Request:
Please print the full listing exactly.

########################################

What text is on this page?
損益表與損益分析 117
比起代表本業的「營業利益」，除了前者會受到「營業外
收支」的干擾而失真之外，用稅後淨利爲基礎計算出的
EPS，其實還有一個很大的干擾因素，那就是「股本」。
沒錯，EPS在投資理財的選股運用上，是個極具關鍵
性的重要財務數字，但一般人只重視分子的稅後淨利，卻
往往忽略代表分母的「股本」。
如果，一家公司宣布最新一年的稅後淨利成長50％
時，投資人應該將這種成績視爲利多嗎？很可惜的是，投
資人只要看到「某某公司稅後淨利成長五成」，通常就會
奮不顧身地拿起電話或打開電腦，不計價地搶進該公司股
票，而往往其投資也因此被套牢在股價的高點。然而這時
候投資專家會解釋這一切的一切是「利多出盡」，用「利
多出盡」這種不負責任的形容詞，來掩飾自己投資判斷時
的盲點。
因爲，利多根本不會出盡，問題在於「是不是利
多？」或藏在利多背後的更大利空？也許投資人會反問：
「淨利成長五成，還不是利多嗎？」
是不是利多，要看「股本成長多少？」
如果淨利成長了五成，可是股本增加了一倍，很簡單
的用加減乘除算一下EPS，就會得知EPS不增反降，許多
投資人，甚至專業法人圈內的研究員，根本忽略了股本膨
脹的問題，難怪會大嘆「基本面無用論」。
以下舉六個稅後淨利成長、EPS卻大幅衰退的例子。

########################################

Reply:
What text is on this page?
損益表與損益分析 117
比起代表本業的「營業利益」，除了前者會受到「營業外
收支」的干擾而失真之外，用稅後淨利爲基礎計算出的
EPS，其實還有一個很大的干擾因素，那就是「股本」。
沒錯，EPS在投資理財的選股運用上，是個極具關鍵
性的重要財務數字，但一般人只重視分子的稅後淨利，卻
往往忽略代表分母的「股本」。
如果，一家公司宣布最新一年的稅後淨利成長50％
時，投資人應該將這種成績視爲利多嗎？很可惜的是，投
資人只要看到「某某公司稅後淨利成長五成」，通常就會
奮不顧身地拿起電話或打開電腦，不計價地搶進該公司股
票，而往往其投資也因此被套牢在股價的高點。然而這時
候投資專家會解釋這一切的一切是「利多出盡」，用「利
多出盡」這種不負責任的形容詞，來掩飾自己投資判斷時
的盲點。
因爲，利多根本不會出盡，問題在於「是不是利
多？」或藏在利多背後的更大利空？也許投資人會反問：
「淨利成長五成，還不是利多嗎？」
是不是利多，要看「股本成長多少？」
如果淨利成長了五成，可是股本增加了一倍，很簡單
的用加減乘除算一下EPS，就會得知EPS不增反降，許多
投資人，甚至專業法人圈內的研究員，根本忽略了股本膨
脹的問題，難怪會大嘆「基本面無用論」。
以下舉六個稅後淨利成長、EPS卻大幅衰退的例子。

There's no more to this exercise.